> _Task goal_
Wherever a line holds the word "password", copy that line out.

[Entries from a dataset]
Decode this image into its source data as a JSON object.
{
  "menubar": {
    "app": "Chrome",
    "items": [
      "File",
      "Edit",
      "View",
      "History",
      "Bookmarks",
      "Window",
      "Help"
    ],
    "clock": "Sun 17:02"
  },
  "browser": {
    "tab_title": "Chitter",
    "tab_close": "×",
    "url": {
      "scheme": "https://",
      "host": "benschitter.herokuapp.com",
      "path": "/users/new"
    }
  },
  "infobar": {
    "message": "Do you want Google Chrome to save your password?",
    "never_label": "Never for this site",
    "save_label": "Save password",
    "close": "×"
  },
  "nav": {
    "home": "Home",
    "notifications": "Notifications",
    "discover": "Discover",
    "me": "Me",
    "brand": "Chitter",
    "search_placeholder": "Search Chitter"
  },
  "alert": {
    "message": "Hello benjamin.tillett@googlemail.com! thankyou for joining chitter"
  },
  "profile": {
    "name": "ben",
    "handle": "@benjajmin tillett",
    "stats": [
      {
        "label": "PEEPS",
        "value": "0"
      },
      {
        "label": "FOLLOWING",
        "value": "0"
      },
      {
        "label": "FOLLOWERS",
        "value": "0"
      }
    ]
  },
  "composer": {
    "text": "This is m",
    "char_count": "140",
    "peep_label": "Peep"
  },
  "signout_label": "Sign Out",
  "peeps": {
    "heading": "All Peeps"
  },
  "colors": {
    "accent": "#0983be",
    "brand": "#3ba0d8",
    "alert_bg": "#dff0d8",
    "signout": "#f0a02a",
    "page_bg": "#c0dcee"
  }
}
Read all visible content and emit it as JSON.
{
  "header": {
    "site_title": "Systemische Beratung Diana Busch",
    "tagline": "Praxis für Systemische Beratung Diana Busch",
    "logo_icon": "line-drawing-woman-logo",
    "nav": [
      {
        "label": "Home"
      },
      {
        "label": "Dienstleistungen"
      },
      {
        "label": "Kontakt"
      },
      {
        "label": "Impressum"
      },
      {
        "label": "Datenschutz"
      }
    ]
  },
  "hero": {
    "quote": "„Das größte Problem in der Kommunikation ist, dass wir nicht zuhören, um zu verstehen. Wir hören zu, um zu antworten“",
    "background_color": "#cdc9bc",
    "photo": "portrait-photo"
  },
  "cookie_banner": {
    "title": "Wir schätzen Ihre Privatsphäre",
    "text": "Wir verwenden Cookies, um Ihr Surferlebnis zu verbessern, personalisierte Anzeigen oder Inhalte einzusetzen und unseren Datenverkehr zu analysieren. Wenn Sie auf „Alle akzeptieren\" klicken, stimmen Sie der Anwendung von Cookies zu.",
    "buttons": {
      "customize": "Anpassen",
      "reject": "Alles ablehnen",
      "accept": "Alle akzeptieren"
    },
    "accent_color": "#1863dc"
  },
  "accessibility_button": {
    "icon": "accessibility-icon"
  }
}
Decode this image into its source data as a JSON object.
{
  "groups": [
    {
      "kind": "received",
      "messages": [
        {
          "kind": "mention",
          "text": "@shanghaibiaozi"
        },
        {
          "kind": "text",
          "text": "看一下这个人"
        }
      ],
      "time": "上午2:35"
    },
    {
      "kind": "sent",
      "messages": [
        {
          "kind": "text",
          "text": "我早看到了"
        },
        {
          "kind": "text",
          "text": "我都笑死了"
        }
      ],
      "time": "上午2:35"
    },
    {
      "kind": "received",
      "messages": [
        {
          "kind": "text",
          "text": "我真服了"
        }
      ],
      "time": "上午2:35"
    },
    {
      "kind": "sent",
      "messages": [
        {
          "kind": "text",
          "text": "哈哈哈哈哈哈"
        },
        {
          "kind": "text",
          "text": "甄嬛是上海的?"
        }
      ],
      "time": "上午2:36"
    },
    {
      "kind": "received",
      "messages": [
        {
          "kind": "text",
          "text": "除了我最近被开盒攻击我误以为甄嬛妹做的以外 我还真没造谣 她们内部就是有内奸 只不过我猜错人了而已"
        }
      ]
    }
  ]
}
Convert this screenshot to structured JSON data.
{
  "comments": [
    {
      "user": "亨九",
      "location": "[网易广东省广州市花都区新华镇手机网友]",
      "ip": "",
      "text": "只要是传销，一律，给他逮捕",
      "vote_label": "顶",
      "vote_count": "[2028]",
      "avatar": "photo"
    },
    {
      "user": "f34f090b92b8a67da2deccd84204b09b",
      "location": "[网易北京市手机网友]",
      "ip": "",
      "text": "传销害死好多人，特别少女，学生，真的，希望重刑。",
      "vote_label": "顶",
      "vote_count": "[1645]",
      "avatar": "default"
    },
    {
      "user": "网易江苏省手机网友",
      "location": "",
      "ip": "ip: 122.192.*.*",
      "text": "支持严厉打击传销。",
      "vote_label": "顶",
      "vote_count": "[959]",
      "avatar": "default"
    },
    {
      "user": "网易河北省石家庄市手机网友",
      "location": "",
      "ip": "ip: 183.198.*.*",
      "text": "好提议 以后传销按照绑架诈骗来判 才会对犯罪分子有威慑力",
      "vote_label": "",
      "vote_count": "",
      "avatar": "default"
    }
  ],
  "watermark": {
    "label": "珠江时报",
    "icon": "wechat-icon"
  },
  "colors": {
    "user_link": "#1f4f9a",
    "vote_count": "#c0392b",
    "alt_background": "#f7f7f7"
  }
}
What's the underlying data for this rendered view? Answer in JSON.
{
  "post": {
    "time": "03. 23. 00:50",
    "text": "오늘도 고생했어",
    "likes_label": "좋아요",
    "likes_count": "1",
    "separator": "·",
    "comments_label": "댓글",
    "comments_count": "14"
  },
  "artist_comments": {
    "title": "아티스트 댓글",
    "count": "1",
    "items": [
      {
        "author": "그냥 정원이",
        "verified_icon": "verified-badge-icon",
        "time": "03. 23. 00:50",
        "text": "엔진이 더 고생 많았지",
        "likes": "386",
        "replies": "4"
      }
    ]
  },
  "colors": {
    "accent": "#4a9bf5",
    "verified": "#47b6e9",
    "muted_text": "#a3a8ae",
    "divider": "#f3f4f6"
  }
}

> _Full solution_
    "message": "Do you want Google Chrome to save your password?",
    "save_label": "Save password",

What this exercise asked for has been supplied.